> Exercise instructions
Look through the data for the string "time". Copy every line where it is found.

** Begin Extracted records **

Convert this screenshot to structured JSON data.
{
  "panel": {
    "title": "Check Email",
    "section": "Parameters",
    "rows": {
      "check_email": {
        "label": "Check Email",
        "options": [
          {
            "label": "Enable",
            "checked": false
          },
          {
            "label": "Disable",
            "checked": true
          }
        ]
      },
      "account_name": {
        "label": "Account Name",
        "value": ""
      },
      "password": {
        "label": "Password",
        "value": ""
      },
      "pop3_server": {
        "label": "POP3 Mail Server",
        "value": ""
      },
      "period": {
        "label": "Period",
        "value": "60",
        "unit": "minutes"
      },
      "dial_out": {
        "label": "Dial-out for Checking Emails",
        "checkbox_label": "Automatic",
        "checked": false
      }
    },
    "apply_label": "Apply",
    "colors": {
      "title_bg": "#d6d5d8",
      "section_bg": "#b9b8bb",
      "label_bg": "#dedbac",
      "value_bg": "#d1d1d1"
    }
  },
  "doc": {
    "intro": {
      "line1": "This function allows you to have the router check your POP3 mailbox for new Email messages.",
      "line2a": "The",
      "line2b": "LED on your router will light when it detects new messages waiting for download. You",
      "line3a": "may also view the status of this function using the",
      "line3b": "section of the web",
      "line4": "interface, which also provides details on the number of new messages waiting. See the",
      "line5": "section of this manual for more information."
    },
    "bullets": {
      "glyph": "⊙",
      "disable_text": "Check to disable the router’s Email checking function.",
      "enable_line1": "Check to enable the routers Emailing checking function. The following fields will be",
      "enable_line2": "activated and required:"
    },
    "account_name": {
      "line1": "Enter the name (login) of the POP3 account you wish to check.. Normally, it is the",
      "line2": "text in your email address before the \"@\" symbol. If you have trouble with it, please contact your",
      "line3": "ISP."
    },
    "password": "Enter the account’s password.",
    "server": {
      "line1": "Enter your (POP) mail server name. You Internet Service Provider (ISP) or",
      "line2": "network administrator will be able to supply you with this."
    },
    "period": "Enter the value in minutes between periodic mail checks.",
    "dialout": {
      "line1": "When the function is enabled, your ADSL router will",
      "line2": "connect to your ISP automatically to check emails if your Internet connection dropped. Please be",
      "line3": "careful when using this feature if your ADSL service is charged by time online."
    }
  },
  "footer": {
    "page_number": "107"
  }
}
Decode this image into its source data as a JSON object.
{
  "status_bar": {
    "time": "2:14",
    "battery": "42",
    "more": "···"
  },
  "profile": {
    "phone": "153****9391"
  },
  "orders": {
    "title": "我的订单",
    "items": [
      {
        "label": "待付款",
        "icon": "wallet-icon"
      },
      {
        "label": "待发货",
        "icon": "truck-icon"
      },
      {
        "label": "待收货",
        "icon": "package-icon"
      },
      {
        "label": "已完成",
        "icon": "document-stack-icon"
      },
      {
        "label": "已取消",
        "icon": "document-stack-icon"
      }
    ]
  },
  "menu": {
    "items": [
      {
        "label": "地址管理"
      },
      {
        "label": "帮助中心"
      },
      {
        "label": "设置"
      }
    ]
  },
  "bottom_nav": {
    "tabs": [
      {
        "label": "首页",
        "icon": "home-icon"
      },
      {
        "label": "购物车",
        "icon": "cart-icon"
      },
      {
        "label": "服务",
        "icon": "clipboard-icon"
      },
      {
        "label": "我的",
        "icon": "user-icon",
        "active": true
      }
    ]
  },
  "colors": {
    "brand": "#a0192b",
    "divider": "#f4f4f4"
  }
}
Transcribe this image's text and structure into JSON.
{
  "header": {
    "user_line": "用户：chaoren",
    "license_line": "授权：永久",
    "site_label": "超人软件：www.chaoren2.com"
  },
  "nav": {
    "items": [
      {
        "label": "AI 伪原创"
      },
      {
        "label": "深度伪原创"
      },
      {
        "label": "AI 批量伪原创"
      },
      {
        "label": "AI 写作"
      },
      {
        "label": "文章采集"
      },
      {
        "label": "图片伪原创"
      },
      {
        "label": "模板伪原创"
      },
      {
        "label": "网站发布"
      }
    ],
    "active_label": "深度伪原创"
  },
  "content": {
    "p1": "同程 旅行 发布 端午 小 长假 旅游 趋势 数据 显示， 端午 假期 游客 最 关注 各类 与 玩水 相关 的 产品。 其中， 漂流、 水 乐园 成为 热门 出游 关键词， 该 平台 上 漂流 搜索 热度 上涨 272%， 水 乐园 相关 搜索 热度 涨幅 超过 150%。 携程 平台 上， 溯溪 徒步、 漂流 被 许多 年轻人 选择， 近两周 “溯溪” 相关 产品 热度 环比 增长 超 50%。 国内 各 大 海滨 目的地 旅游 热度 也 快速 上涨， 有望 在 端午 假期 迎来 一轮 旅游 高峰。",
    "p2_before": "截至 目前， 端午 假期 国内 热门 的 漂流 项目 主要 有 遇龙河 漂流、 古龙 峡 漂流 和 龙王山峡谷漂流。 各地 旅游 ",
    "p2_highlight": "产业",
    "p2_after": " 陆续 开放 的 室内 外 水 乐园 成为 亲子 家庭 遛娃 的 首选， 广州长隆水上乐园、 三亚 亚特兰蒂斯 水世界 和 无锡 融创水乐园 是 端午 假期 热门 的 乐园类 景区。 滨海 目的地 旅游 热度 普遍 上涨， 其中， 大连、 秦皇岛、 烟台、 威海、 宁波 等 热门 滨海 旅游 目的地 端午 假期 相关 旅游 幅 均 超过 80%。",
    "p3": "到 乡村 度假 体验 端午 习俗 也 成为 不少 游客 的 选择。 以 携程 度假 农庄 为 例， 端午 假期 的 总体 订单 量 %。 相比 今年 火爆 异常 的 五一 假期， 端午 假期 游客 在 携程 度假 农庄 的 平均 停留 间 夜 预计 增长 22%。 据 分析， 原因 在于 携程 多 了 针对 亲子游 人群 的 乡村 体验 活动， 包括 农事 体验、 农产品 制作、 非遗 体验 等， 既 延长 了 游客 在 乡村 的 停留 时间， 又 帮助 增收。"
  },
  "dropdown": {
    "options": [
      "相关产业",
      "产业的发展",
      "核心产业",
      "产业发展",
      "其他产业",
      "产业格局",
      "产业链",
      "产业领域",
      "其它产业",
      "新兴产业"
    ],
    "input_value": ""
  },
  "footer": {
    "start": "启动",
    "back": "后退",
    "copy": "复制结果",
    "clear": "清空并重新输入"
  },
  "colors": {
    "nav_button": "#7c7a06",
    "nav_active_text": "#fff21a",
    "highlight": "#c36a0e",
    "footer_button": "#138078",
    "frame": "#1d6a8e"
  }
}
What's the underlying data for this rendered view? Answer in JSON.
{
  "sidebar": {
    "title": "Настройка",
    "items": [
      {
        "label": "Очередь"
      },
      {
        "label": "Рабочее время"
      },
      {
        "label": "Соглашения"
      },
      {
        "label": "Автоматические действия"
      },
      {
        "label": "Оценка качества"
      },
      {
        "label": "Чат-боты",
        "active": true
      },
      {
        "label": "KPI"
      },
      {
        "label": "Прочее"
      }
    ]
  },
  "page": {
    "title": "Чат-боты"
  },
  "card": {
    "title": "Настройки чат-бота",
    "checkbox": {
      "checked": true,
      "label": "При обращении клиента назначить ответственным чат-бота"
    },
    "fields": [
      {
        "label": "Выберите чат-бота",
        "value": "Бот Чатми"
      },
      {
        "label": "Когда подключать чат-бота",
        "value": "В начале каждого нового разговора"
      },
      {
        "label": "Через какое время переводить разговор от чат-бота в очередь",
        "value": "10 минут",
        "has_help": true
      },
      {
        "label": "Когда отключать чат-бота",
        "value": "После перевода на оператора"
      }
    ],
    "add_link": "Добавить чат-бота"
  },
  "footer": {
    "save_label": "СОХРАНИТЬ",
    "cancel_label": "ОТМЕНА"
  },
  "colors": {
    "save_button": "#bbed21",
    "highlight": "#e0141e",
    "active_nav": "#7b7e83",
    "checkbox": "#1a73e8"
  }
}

** End Extracted records **

> Reply to the task
      "line3": "careful when using this feature if your ADSL service is charged by time online."
    "time": "2:14",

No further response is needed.